§ Brief:
Leaving out the pictures, please retype each record exactly.

§ Task input:
____

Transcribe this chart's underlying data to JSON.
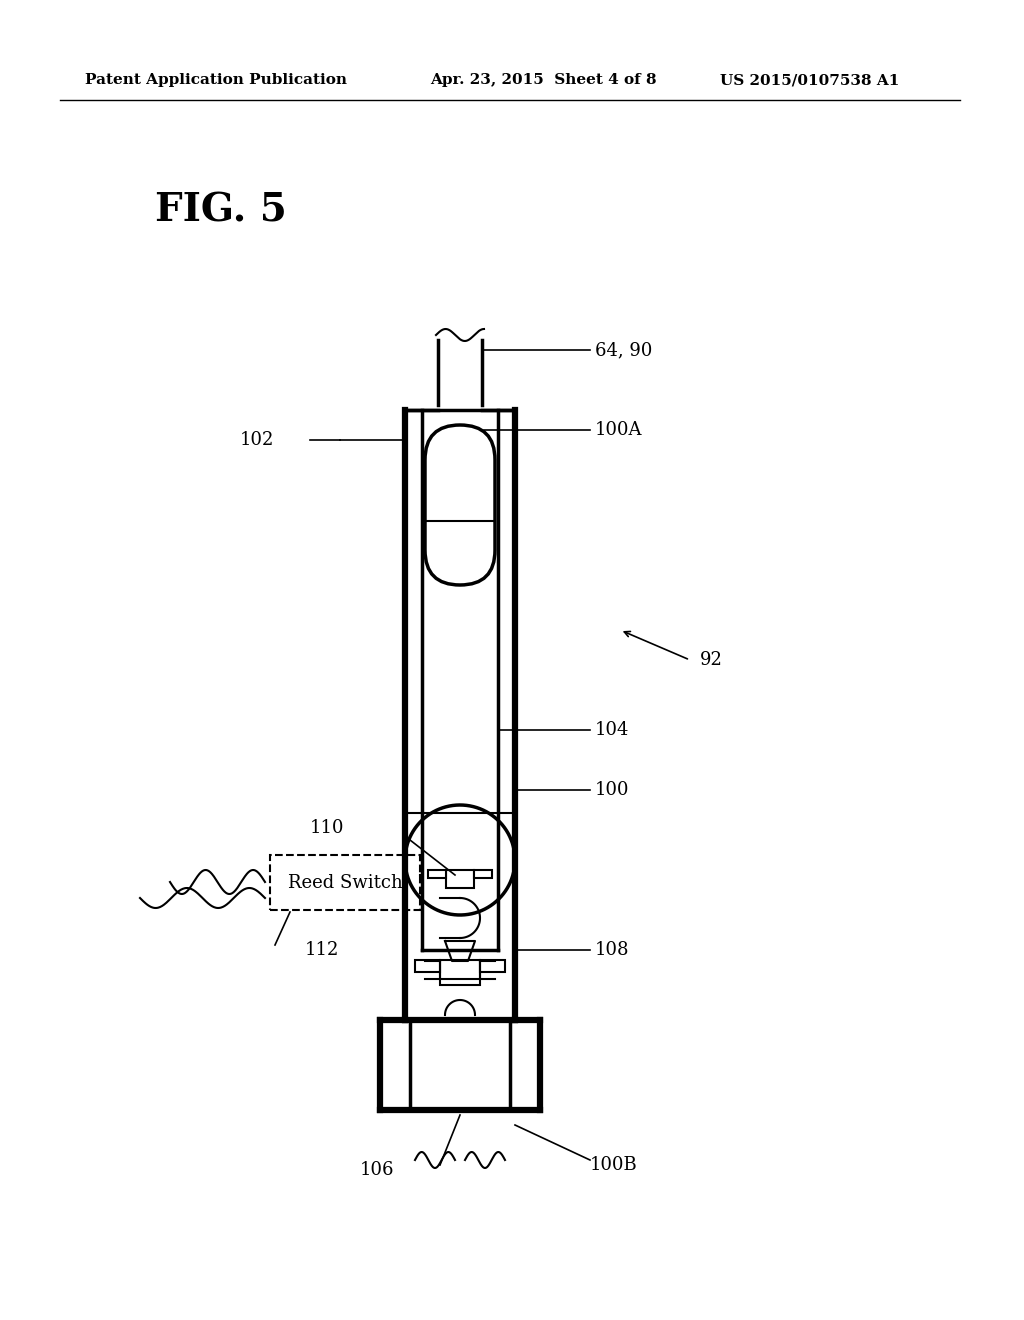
{
  "background_color": "#ffffff",
  "header_left": "Patent Application Publication",
  "header_center": "Apr. 23, 2015  Sheet 4 of 8",
  "header_right": "US 2015/0107538 A1",
  "fig_label": "FIG. 5",
  "labels": {
    "64_90": "64, 90",
    "100A": "100A",
    "102": "102",
    "92": "92",
    "104": "104",
    "100": "100",
    "110": "110",
    "reed_switch": "Reed Switch",
    "112": "112",
    "108": "108",
    "106": "106",
    "100B": "100B"
  }
}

____

§ Task answer:
Transcribe this chart's underlying data to JSON.
{
  "background_color": "#ffffff",
  "header_left": "Patent Application Publication",
  "header_center": "Apr. 23, 2015  Sheet 4 of 8",
  "header_right": "US 2015/0107538 A1",
  "fig_label": "FIG. 5",
  "labels": {
    "64_90": "64, 90",
    "100A": "100A",
    "102": "102",
    "92": "92",
    "104": "104",
    "100": "100",
    "110": "110",
    "reed_switch": "Reed Switch",
    "112": "112",
    "108": "108",
    "106": "106",
    "100B": "100B"
  }
}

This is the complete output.